» Aim
Copy out the listing that follows, exactly, without its pictures.

» Data
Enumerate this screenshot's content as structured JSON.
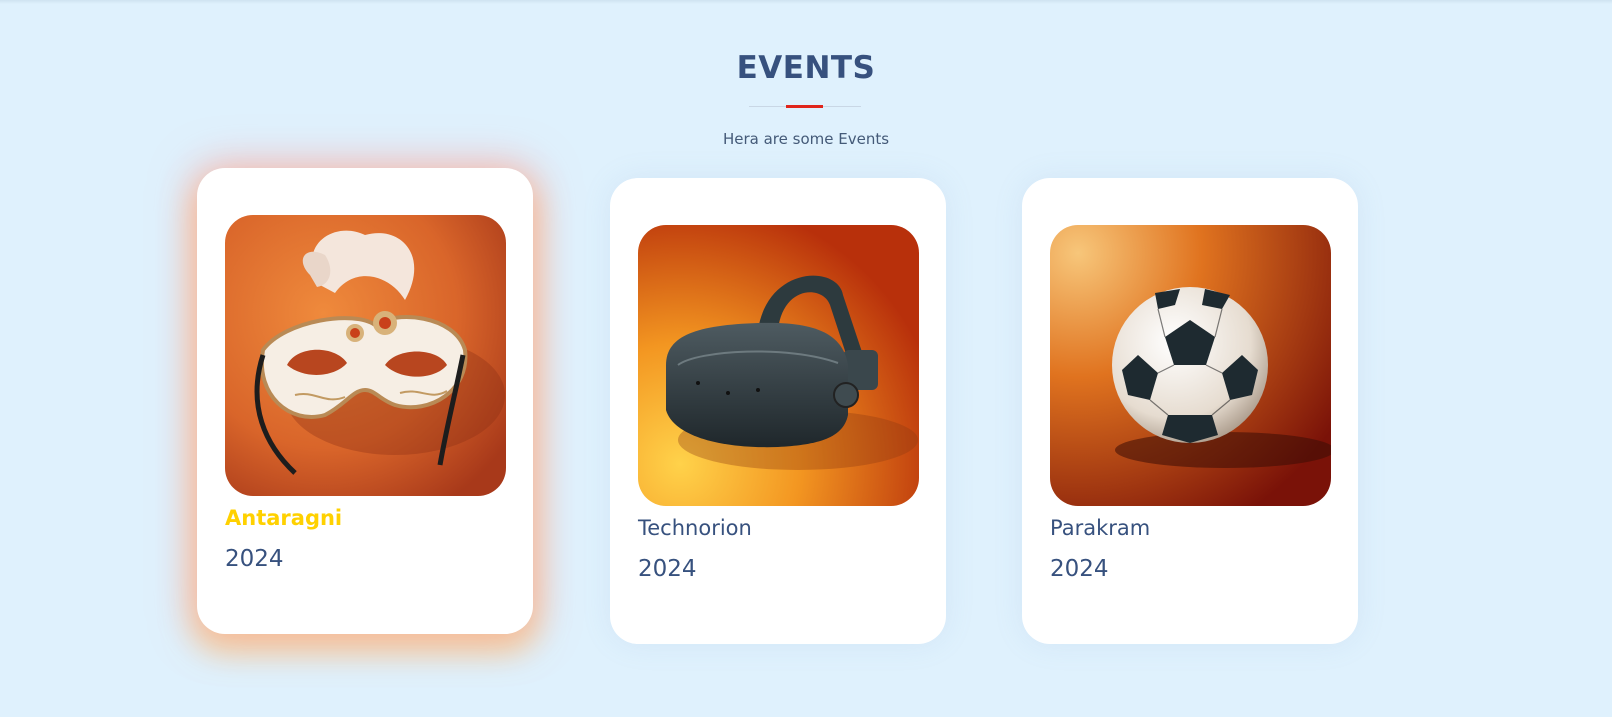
{
  "section": {
    "title": "EVENTS",
    "subtitle": "Hera are some Events",
    "accent_color": "#e0251b",
    "title_color": "#37517e"
  },
  "events": [
    {
      "name": "Antaragni",
      "year": "2024",
      "image": "carnival-mask-icon",
      "highlighted": true,
      "name_color": "#ffd100"
    },
    {
      "name": "Technorion",
      "year": "2024",
      "image": "vr-headset-icon",
      "highlighted": false
    },
    {
      "name": "Parakram",
      "year": "2024",
      "image": "soccer-ball-icon",
      "highlighted": false
    }
  ]
}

» Problem solution
Enumerate this screenshot's content as structured JSON.
{
  "section": {
    "title": "EVENTS",
    "subtitle": "Hera are some Events",
    "accent_color": "#e0251b",
    "title_color": "#37517e"
  },
  "events": [
    {
      "name": "Antaragni",
      "year": "2024",
      "image": "carnival-mask-icon",
      "highlighted": true,
      "name_color": "#ffd100"
    },
    {
      "name": "Technorion",
      "year": "2024",
      "image": "vr-headset-icon",
      "highlighted": false
    },
    {
      "name": "Parakram",
      "year": "2024",
      "image": "soccer-ball-icon",
      "highlighted": false
    }
  ]
}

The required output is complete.